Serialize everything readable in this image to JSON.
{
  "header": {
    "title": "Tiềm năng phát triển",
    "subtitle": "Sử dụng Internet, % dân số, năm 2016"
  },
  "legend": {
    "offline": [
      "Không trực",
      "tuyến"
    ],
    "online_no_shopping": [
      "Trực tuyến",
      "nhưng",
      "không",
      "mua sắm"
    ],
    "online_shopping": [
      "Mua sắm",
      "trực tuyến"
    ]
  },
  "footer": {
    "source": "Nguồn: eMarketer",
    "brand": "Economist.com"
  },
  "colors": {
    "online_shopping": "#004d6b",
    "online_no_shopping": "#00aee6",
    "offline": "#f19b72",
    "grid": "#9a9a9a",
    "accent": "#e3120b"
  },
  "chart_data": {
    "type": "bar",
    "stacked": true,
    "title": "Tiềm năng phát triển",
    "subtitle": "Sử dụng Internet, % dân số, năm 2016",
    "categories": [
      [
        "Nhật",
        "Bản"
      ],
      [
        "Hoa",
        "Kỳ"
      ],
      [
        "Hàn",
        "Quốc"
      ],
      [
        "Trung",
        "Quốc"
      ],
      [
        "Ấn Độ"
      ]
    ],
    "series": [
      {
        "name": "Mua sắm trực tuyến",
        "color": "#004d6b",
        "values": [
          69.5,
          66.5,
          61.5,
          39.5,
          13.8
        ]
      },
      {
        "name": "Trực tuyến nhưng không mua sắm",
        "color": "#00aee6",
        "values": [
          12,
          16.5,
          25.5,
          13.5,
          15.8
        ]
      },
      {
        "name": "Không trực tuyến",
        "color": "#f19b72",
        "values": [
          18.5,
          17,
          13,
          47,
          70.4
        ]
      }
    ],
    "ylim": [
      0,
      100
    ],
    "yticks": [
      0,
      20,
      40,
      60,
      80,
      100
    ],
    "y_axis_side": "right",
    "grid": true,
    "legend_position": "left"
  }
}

---

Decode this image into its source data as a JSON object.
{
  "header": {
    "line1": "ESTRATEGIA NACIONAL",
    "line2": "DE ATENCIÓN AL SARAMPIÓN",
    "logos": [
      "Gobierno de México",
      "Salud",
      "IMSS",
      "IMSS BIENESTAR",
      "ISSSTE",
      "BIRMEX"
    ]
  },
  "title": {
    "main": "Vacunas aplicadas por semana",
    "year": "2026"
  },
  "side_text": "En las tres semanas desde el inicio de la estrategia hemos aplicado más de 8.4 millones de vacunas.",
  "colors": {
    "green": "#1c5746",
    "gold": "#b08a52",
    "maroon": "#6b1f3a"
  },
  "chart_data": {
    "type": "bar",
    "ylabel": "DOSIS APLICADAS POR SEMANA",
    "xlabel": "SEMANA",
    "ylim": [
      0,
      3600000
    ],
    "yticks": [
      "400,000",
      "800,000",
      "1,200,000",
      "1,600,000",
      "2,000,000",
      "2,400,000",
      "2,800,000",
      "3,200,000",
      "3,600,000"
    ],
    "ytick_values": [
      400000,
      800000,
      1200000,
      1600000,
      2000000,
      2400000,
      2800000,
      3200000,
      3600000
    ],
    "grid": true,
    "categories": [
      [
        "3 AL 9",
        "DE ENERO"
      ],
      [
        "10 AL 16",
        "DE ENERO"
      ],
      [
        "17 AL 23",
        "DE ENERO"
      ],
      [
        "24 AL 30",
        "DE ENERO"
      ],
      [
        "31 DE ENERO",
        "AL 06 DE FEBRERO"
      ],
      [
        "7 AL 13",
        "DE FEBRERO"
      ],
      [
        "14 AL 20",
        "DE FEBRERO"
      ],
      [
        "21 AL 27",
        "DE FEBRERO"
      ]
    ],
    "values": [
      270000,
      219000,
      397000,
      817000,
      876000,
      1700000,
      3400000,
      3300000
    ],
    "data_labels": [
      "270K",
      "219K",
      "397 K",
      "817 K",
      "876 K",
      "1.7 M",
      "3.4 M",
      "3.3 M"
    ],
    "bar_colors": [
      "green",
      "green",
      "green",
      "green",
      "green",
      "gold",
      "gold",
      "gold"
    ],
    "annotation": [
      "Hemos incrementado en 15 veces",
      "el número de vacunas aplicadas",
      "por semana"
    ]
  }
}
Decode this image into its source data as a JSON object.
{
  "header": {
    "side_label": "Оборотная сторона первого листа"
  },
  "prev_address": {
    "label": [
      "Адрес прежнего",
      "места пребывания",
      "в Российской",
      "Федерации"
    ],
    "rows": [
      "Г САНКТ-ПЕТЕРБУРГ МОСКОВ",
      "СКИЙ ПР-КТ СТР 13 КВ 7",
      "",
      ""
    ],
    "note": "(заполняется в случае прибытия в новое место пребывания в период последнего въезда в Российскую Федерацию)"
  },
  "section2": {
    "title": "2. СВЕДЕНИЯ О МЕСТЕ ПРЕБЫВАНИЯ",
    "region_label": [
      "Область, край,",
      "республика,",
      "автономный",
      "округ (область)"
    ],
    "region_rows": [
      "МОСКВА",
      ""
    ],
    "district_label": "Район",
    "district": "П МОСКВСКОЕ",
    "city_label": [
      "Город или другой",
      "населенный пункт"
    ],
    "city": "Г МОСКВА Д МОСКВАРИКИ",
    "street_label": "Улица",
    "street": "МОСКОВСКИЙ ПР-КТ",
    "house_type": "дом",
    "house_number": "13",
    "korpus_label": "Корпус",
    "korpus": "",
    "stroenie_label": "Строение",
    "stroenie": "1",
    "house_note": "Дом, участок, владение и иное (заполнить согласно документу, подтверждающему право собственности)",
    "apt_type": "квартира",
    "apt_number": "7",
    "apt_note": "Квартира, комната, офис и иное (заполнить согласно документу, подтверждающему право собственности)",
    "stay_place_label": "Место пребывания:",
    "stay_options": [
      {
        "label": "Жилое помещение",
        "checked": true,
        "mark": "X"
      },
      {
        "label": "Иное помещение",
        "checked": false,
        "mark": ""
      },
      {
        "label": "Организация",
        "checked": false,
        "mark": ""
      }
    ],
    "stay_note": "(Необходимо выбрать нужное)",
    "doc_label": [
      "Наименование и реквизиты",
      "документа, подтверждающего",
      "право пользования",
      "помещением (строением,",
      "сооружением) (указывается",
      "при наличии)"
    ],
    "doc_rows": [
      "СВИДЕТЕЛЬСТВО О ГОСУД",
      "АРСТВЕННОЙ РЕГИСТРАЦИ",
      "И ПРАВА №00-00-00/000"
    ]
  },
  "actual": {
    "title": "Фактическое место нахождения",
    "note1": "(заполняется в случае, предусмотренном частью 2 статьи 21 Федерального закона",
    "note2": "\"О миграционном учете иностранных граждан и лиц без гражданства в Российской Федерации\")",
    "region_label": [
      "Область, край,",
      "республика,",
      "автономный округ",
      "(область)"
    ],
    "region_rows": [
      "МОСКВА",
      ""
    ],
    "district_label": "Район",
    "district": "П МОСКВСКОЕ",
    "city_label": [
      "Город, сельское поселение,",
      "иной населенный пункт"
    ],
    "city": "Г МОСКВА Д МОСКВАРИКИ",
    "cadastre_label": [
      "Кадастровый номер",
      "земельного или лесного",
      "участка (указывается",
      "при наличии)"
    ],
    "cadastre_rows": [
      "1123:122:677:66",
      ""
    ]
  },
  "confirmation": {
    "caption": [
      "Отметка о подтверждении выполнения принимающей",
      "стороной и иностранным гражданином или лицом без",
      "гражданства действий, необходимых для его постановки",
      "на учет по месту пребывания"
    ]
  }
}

==

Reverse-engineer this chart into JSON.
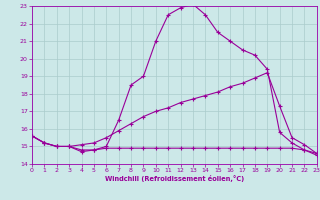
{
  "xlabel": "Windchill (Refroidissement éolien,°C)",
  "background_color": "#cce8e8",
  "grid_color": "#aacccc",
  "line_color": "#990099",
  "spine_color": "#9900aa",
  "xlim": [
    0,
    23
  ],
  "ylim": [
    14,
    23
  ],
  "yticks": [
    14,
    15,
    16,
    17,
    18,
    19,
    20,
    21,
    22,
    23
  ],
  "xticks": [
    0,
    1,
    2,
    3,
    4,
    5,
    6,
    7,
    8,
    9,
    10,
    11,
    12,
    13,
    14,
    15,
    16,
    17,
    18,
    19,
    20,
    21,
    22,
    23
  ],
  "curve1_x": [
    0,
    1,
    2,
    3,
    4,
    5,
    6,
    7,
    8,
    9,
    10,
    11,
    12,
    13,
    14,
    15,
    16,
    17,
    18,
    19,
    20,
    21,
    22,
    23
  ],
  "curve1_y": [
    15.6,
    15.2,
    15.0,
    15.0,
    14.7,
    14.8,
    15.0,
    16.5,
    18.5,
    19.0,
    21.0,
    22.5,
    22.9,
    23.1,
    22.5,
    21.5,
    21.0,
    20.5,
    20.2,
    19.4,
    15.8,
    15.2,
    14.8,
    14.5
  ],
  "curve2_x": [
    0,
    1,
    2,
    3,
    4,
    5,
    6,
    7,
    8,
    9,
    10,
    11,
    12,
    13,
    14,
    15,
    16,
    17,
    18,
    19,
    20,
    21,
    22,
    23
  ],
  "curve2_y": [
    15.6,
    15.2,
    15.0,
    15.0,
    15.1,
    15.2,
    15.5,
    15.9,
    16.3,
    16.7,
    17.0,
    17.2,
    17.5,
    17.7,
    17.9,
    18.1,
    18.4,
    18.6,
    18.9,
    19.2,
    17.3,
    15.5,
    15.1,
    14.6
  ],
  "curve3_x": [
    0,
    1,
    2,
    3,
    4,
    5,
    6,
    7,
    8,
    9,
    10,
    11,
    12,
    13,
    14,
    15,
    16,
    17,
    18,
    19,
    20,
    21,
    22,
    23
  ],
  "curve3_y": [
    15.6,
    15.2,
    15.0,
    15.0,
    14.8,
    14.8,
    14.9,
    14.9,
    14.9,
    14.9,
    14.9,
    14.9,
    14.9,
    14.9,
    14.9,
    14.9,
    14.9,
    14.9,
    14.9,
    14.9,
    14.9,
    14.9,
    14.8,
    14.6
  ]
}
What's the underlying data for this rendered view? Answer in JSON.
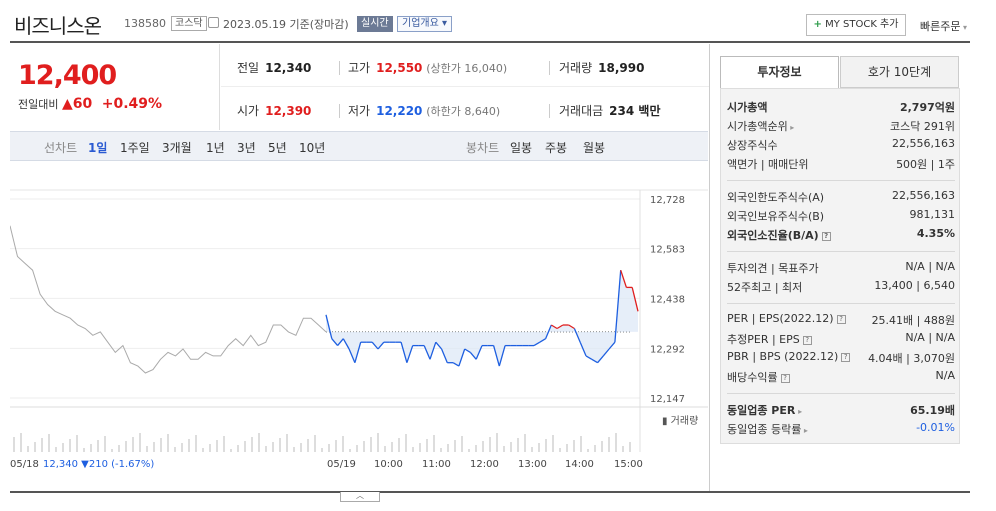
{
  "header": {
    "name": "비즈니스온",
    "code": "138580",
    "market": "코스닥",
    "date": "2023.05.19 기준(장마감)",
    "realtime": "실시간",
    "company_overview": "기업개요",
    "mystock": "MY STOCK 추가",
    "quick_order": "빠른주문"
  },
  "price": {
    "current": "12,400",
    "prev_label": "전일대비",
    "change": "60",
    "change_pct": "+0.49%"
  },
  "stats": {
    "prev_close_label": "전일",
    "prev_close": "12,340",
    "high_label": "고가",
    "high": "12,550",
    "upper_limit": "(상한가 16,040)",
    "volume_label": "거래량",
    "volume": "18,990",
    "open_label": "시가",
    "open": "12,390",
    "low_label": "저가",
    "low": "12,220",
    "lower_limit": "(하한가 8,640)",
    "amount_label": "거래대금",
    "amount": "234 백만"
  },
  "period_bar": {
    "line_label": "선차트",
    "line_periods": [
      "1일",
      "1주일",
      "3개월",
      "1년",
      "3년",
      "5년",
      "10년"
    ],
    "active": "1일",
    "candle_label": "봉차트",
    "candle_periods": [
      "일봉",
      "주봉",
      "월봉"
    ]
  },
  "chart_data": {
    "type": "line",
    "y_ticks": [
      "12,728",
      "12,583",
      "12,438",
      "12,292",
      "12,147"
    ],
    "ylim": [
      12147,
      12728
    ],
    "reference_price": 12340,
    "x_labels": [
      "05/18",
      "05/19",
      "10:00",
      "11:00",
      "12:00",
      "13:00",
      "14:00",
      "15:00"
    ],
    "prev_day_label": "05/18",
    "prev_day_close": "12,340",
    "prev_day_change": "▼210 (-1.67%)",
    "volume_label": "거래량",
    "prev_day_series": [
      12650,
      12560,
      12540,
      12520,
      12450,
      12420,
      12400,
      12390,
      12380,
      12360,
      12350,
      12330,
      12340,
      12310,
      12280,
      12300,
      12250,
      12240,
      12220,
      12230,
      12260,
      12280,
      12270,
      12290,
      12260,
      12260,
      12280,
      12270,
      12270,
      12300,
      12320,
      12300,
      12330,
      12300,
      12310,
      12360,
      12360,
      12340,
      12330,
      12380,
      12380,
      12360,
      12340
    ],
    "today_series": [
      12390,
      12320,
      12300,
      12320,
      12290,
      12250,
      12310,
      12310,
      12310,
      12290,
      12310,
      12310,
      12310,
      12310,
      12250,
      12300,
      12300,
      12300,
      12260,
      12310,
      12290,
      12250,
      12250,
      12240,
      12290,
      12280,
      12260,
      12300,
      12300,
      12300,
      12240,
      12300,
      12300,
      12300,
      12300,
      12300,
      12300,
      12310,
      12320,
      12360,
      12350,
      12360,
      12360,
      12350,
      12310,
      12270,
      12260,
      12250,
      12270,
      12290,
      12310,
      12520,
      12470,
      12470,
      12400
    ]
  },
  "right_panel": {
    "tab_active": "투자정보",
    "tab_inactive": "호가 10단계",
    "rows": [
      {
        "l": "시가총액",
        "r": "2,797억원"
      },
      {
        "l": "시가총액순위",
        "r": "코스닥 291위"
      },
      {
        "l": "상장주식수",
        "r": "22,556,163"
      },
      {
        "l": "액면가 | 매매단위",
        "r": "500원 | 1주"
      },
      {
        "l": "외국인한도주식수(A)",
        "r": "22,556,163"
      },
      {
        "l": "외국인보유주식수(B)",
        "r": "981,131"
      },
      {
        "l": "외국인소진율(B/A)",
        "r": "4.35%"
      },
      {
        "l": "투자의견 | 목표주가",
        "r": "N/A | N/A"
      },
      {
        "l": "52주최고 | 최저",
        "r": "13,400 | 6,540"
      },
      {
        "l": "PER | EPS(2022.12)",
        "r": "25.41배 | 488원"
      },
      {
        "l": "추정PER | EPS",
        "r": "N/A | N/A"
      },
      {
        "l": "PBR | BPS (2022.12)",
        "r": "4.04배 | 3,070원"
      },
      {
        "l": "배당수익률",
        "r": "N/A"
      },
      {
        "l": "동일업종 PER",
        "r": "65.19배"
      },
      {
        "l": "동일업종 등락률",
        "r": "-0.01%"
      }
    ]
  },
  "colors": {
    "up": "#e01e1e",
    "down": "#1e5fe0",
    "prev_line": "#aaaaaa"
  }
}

**Written problem**.
Read the data above and pull out each line that holds the string "право".

**Solution to the problem**.
    "house_note": "Дом, участок, владение и иное (заполнить согласно документу, подтверждающему право собственности)",
    "apt_note": "Квартира, комната, офис и иное (заполнить согласно документу, подтверждающему право собственности)",
      "право пользования",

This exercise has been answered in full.